Information provided:
------------------------------------------------

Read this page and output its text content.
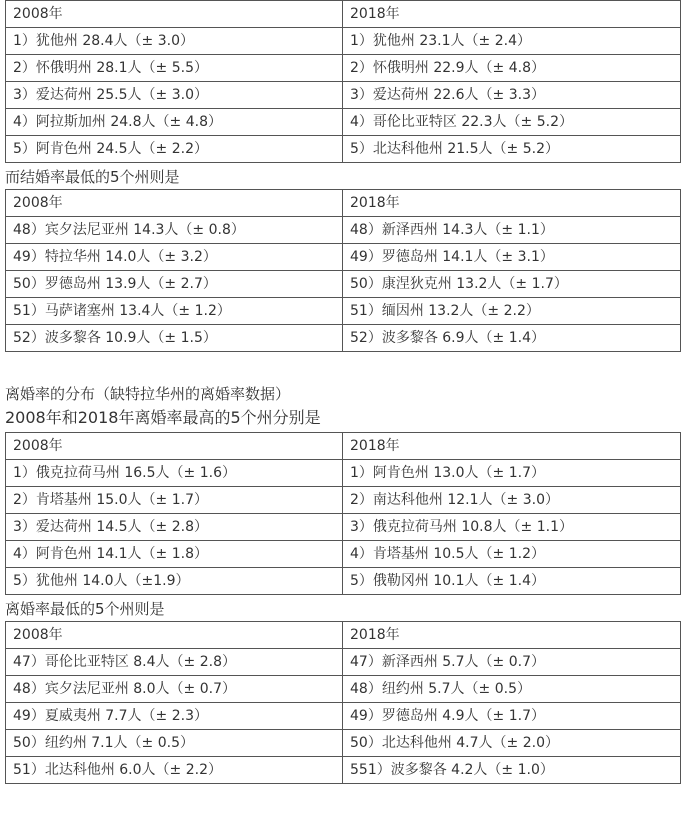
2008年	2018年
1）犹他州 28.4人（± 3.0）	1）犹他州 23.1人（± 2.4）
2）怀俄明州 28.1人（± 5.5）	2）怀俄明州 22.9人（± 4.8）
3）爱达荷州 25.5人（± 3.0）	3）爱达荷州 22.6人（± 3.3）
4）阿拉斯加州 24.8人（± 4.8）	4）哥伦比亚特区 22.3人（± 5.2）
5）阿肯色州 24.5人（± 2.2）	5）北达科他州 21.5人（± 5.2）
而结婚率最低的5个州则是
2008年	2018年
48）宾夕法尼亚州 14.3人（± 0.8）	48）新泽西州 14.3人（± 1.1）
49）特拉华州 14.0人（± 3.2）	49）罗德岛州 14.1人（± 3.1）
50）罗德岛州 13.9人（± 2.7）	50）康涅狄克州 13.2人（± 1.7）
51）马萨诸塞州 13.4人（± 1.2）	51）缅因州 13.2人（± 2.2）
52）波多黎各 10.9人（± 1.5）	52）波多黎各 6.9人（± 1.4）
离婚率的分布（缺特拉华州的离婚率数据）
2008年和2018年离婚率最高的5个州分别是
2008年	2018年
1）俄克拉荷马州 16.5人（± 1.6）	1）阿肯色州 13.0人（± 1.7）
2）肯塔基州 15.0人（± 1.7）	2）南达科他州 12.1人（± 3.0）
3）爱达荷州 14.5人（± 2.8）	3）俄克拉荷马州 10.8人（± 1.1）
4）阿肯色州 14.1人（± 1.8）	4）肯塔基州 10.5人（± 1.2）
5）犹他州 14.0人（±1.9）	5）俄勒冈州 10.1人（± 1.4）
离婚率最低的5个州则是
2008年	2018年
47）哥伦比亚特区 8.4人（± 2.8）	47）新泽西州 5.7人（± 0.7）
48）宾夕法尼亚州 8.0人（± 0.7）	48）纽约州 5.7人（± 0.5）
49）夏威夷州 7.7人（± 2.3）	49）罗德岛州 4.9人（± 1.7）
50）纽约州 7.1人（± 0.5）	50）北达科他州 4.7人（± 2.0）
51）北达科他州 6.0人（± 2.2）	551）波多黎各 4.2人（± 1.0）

------------------------------------------------

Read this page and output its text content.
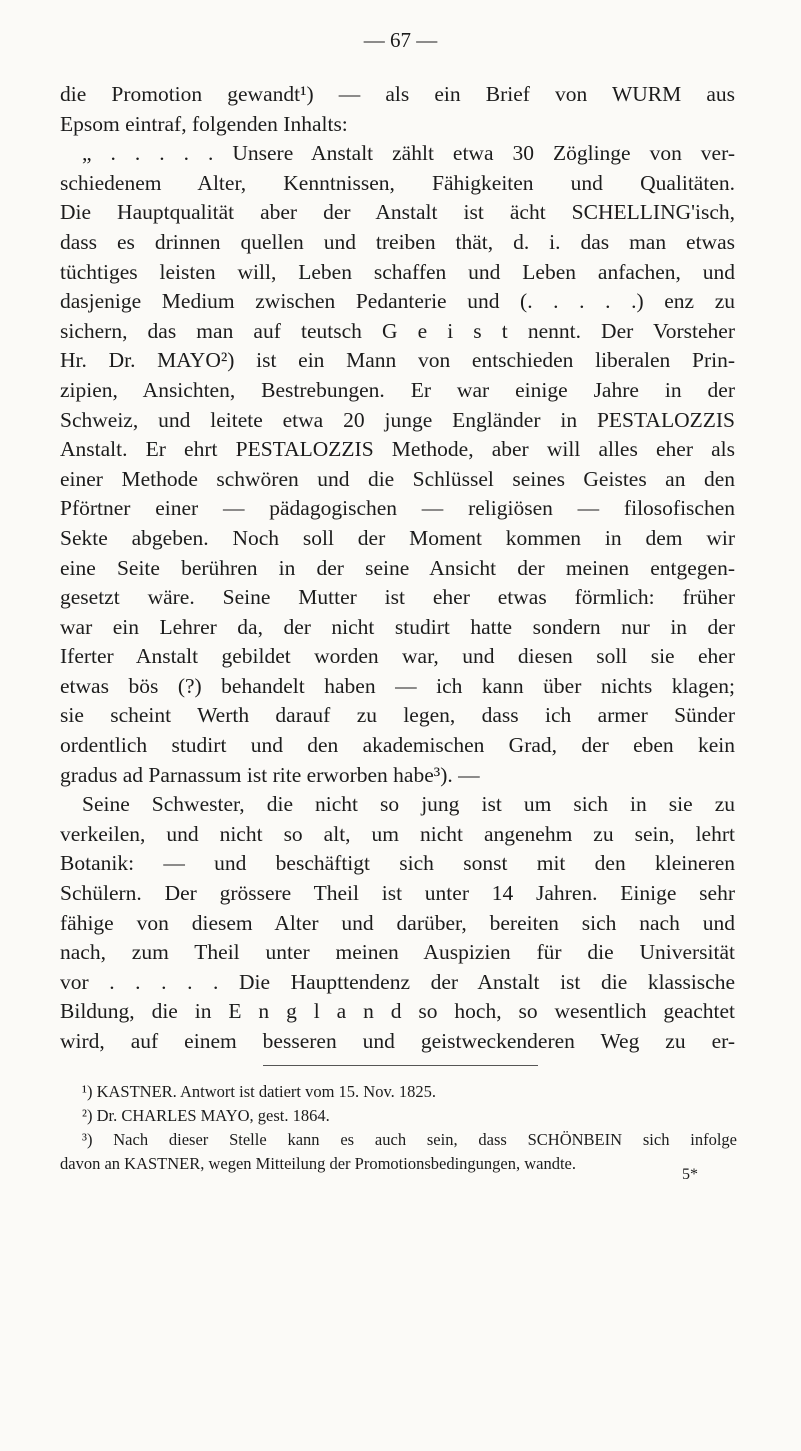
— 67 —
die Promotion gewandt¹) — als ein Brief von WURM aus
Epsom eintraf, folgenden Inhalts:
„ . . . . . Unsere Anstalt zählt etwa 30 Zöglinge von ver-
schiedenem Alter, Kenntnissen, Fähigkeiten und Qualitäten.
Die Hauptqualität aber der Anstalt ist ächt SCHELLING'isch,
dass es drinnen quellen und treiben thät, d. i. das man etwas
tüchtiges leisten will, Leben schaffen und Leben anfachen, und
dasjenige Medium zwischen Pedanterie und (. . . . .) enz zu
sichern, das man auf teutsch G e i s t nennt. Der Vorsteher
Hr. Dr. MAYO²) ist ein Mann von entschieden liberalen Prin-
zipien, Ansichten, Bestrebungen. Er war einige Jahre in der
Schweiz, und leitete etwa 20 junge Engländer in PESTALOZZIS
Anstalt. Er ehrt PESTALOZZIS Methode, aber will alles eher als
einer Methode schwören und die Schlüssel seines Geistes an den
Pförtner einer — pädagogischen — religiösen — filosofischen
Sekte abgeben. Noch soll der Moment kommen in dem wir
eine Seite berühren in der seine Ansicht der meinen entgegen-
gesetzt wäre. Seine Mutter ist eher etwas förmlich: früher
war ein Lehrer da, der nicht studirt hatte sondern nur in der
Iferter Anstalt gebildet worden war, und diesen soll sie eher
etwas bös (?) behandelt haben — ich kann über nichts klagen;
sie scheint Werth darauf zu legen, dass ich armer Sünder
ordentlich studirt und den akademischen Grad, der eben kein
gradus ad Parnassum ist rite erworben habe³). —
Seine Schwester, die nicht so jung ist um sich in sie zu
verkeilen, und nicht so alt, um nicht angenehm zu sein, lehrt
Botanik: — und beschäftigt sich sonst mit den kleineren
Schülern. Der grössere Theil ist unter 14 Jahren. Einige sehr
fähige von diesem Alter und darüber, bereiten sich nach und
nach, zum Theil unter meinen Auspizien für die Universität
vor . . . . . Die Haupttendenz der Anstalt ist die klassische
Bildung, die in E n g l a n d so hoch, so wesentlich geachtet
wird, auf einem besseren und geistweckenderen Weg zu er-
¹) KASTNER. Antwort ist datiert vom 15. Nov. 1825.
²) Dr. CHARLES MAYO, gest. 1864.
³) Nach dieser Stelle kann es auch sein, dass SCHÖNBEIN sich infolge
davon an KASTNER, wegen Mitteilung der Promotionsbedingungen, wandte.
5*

------------------------------------------------

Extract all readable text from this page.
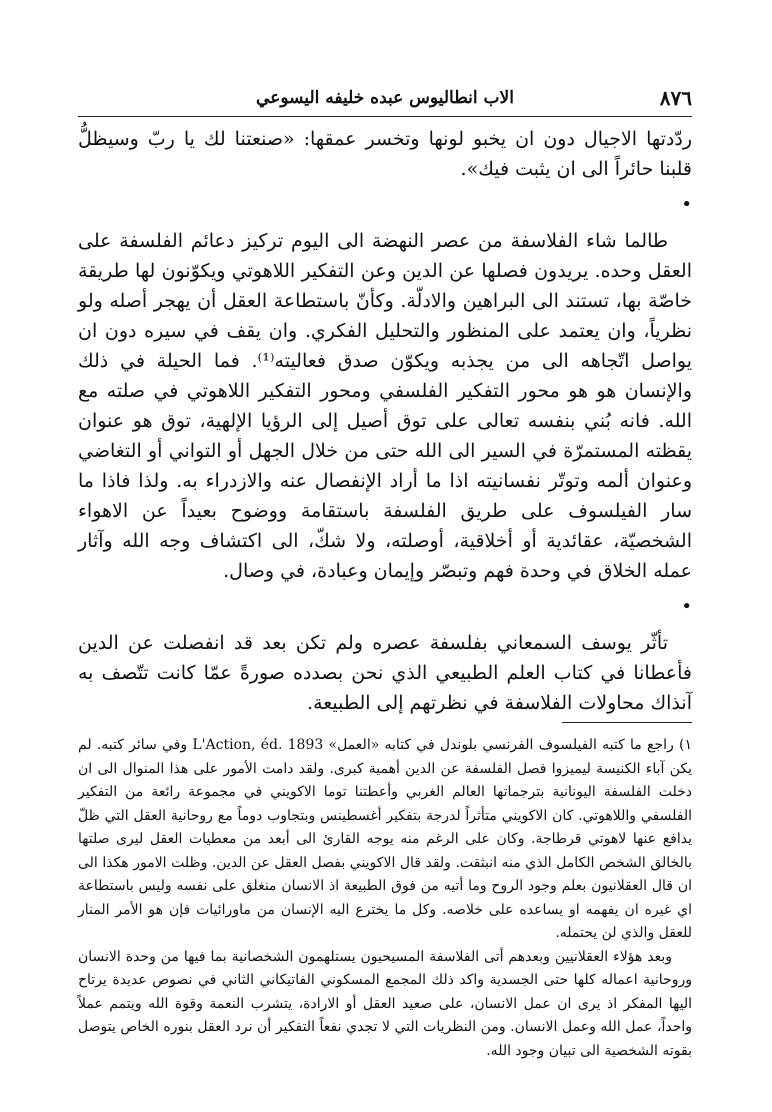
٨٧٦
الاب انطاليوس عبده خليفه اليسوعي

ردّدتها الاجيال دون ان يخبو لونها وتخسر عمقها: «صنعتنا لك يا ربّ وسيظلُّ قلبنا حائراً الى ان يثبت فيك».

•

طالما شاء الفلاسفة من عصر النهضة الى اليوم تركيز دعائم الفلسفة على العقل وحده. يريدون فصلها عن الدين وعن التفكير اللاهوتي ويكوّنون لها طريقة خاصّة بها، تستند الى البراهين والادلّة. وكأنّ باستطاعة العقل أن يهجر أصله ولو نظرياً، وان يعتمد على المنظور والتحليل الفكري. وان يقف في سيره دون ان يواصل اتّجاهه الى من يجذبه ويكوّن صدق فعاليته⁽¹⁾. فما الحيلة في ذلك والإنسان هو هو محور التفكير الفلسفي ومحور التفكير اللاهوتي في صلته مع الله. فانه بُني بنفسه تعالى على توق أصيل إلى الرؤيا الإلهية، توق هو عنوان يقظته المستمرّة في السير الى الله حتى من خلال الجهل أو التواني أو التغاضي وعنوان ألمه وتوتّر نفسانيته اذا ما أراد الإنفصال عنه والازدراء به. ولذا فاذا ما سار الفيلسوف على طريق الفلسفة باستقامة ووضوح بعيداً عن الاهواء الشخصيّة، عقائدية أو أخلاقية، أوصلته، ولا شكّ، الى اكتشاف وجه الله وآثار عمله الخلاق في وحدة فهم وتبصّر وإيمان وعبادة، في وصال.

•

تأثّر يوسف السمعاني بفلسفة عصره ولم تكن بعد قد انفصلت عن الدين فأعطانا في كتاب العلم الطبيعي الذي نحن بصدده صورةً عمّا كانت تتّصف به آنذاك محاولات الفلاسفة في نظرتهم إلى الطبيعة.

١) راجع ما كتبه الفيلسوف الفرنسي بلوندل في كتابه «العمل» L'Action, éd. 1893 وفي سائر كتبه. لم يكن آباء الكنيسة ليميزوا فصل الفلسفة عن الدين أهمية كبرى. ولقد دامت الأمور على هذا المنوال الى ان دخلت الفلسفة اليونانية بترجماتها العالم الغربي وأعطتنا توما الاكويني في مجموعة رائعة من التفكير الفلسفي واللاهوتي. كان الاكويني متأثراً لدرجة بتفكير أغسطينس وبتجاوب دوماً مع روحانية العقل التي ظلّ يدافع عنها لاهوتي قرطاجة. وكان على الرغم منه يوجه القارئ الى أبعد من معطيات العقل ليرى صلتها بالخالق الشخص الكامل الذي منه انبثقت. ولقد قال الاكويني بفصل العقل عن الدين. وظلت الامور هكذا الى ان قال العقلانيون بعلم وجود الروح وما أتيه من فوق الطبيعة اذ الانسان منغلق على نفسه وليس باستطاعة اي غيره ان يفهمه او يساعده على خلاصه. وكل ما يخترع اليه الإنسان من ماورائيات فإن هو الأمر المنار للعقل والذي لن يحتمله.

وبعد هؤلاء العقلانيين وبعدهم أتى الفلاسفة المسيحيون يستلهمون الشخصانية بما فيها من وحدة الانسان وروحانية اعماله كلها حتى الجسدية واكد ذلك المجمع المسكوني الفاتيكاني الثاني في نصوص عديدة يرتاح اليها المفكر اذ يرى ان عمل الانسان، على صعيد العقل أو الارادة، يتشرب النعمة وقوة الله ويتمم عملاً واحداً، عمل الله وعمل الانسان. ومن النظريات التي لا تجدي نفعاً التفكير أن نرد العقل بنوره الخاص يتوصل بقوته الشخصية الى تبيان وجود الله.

------------------------------------------------

Set exercise: Write out every line of the listing that holds the word "俄克拉荷马州".

Full response:
1）俄克拉荷马州 16.5人（± 1.6）	1）阿肯色州 13.0人（± 1.7）
3）爱达荷州 14.5人（± 2.8）	3）俄克拉荷马州 10.8人（± 1.1）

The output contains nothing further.